> Aim of the task: Identify the lines holding "Recall" and copy them.

# # # #

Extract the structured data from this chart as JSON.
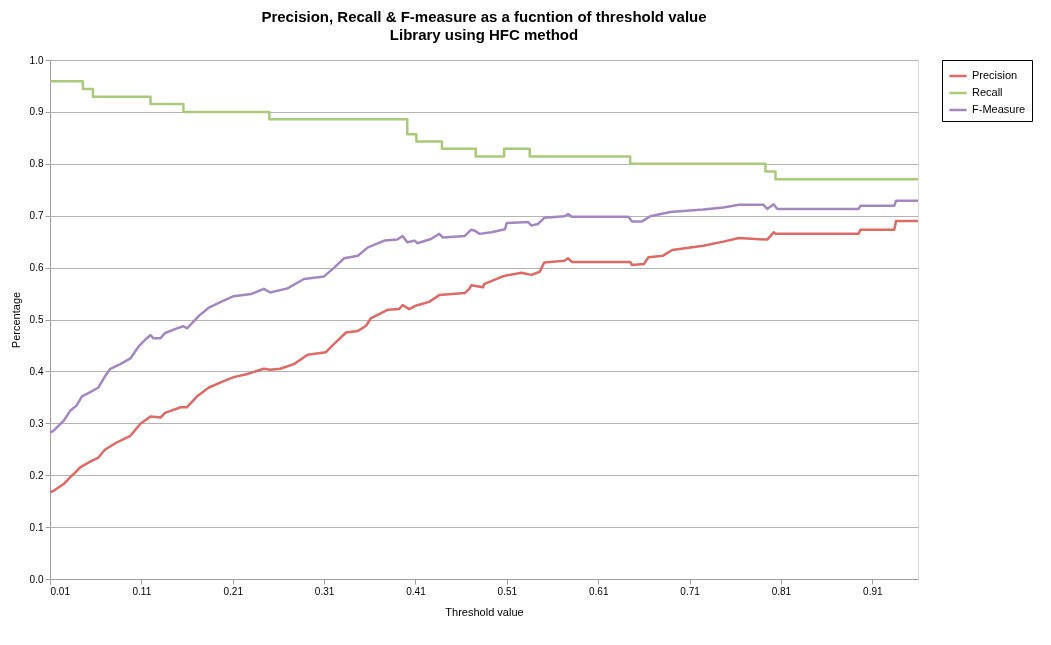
{
  "chart_data": {
    "type": "line",
    "title": "Precision, Recall & F-measure as a fucntion of threshold value",
    "subtitle": "Library using HFC method",
    "xlabel": "Threshold value",
    "ylabel": "Percentage",
    "xlim": [
      0.01,
      0.96
    ],
    "xticks": [
      0.01,
      0.11,
      0.21,
      0.31,
      0.41,
      0.51,
      0.61,
      0.71,
      0.81,
      0.91
    ],
    "ylim": [
      0,
      1
    ],
    "yticks": [
      {
        "value": 0,
        "label": "0.0"
      },
      0.1,
      0.2,
      0.3,
      0.4,
      0.5,
      0.6,
      0.7,
      0.8,
      0.9,
      {
        "value": 1,
        "label": "1.0"
      }
    ],
    "grid": "y",
    "legend": "right",
    "marker": "none",
    "line_style": "solid",
    "series": [
      {
        "name": "Precision",
        "color": "#dd6a65",
        "x": [
          0.01,
          0.014,
          0.025,
          0.032,
          0.037,
          0.043,
          0.054,
          0.063,
          0.07,
          0.083,
          0.098,
          0.109,
          0.12,
          0.131,
          0.136,
          0.153,
          0.16,
          0.171,
          0.184,
          0.197,
          0.211,
          0.226,
          0.244,
          0.251,
          0.262,
          0.277,
          0.292,
          0.312,
          0.321,
          0.334,
          0.347,
          0.356,
          0.361,
          0.38,
          0.392,
          0.396,
          0.403,
          0.411,
          0.425,
          0.436,
          0.464,
          0.469,
          0.471,
          0.484,
          0.485,
          0.507,
          0.526,
          0.537,
          0.546,
          0.551,
          0.573,
          0.577,
          0.581,
          0.645,
          0.647,
          0.66,
          0.665,
          0.681,
          0.691,
          0.725,
          0.747,
          0.764,
          0.795,
          0.802,
          0.804,
          0.895,
          0.897,
          0.934,
          0.936,
          0.96
        ],
        "values": [
          0.167,
          0.17,
          0.183,
          0.196,
          0.204,
          0.215,
          0.226,
          0.234,
          0.249,
          0.263,
          0.276,
          0.299,
          0.313,
          0.311,
          0.32,
          0.331,
          0.331,
          0.352,
          0.369,
          0.379,
          0.389,
          0.395,
          0.405,
          0.403,
          0.405,
          0.414,
          0.432,
          0.437,
          0.453,
          0.475,
          0.478,
          0.488,
          0.502,
          0.519,
          0.52,
          0.528,
          0.52,
          0.527,
          0.534,
          0.547,
          0.551,
          0.559,
          0.566,
          0.562,
          0.568,
          0.584,
          0.59,
          0.586,
          0.592,
          0.61,
          0.613,
          0.618,
          0.611,
          0.611,
          0.605,
          0.607,
          0.62,
          0.623,
          0.634,
          0.642,
          0.65,
          0.657,
          0.654,
          0.668,
          0.665,
          0.665,
          0.673,
          0.673,
          0.69,
          0.69
        ]
      },
      {
        "name": "Recall",
        "color": "#a9c97b",
        "x": [
          0.01,
          0.046,
          0.046,
          0.057,
          0.057,
          0.12,
          0.12,
          0.156,
          0.156,
          0.25,
          0.25,
          0.401,
          0.401,
          0.411,
          0.411,
          0.439,
          0.439,
          0.476,
          0.476,
          0.507,
          0.507,
          0.535,
          0.535,
          0.645,
          0.645,
          0.793,
          0.793,
          0.804,
          0.804,
          0.96
        ],
        "values": [
          0.959,
          0.959,
          0.944,
          0.944,
          0.929,
          0.929,
          0.915,
          0.915,
          0.9,
          0.9,
          0.886,
          0.886,
          0.857,
          0.857,
          0.843,
          0.843,
          0.829,
          0.829,
          0.814,
          0.814,
          0.829,
          0.829,
          0.814,
          0.814,
          0.8,
          0.8,
          0.785,
          0.785,
          0.77,
          0.77
        ]
      },
      {
        "name": "F-Measure",
        "color": "#a587c0",
        "x": [
          0.01,
          0.014,
          0.025,
          0.032,
          0.039,
          0.045,
          0.054,
          0.063,
          0.07,
          0.076,
          0.087,
          0.098,
          0.107,
          0.116,
          0.12,
          0.123,
          0.131,
          0.136,
          0.149,
          0.156,
          0.16,
          0.173,
          0.184,
          0.197,
          0.211,
          0.23,
          0.244,
          0.251,
          0.27,
          0.288,
          0.31,
          0.321,
          0.332,
          0.347,
          0.358,
          0.376,
          0.39,
          0.396,
          0.401,
          0.409,
          0.412,
          0.427,
          0.436,
          0.44,
          0.464,
          0.471,
          0.475,
          0.48,
          0.493,
          0.508,
          0.51,
          0.533,
          0.537,
          0.544,
          0.551,
          0.573,
          0.577,
          0.581,
          0.643,
          0.647,
          0.658,
          0.667,
          0.689,
          0.725,
          0.747,
          0.764,
          0.791,
          0.795,
          0.802,
          0.806,
          0.895,
          0.897,
          0.934,
          0.936,
          0.96
        ],
        "values": [
          0.282,
          0.286,
          0.305,
          0.324,
          0.334,
          0.352,
          0.36,
          0.369,
          0.39,
          0.405,
          0.414,
          0.425,
          0.448,
          0.464,
          0.47,
          0.464,
          0.464,
          0.474,
          0.483,
          0.487,
          0.483,
          0.507,
          0.523,
          0.534,
          0.545,
          0.549,
          0.559,
          0.552,
          0.56,
          0.578,
          0.583,
          0.6,
          0.618,
          0.623,
          0.639,
          0.652,
          0.654,
          0.661,
          0.649,
          0.652,
          0.647,
          0.655,
          0.665,
          0.658,
          0.661,
          0.673,
          0.671,
          0.665,
          0.668,
          0.674,
          0.686,
          0.688,
          0.681,
          0.684,
          0.696,
          0.699,
          0.703,
          0.698,
          0.698,
          0.689,
          0.689,
          0.699,
          0.707,
          0.712,
          0.716,
          0.721,
          0.721,
          0.713,
          0.722,
          0.713,
          0.713,
          0.719,
          0.719,
          0.729,
          0.729
        ]
      }
    ]
  }
}
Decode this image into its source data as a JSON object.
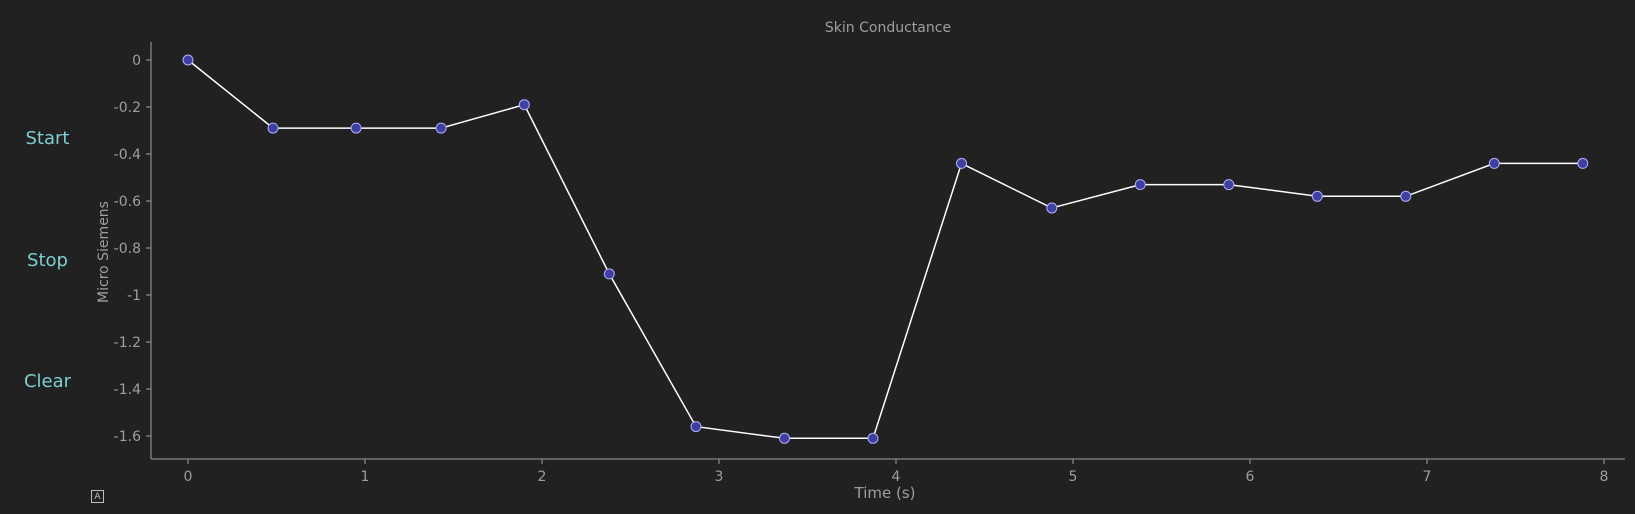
{
  "controls": {
    "start_label": "Start",
    "stop_label": "Stop",
    "clear_label": "Clear",
    "auto_scale_label": "A"
  },
  "colors": {
    "background": "#212121",
    "axis": "#9e9e9e",
    "text": "#9e9e9e",
    "line": "#ffffff",
    "marker_fill": "#3f3fa0",
    "marker_stroke": "#b0b0ff",
    "button_text": "#7ecfd0"
  },
  "chart_data": {
    "type": "line",
    "title": "Skin Conductance",
    "xlabel": "Time (s)",
    "ylabel": "Micro Siemens",
    "xlim": [
      -0.2,
      8.1
    ],
    "ylim": [
      -1.7,
      0.08
    ],
    "x_ticks": [
      0,
      1,
      2,
      3,
      4,
      5,
      6,
      7,
      8
    ],
    "y_ticks": [
      0,
      -0.2,
      -0.4,
      -0.6,
      -0.8,
      -1,
      -1.2,
      -1.4,
      -1.6
    ],
    "y_tick_labels": [
      "0",
      "-0.2",
      "-0.4",
      "-0.6",
      "-0.8",
      "-1",
      "-1.2",
      "-1.4",
      "-1.6"
    ],
    "grid": false,
    "series": [
      {
        "x": [
          0,
          0.48,
          0.95,
          1.43,
          1.9,
          2.38,
          2.87,
          3.37,
          3.87,
          4.37,
          4.88,
          5.38,
          5.88,
          6.38,
          6.88,
          7.38,
          7.88
        ],
        "values": [
          0,
          -0.29,
          -0.29,
          -0.29,
          -0.19,
          -0.91,
          -1.56,
          -1.61,
          -1.61,
          -0.44,
          -0.63,
          -0.53,
          -0.53,
          -0.58,
          -0.58,
          -0.44,
          -0.44
        ]
      }
    ]
  }
}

# # # #

> Solution:
    "title": "Precision, Recall & F-measure as a fucntion of threshold value",
        "name": "Recall",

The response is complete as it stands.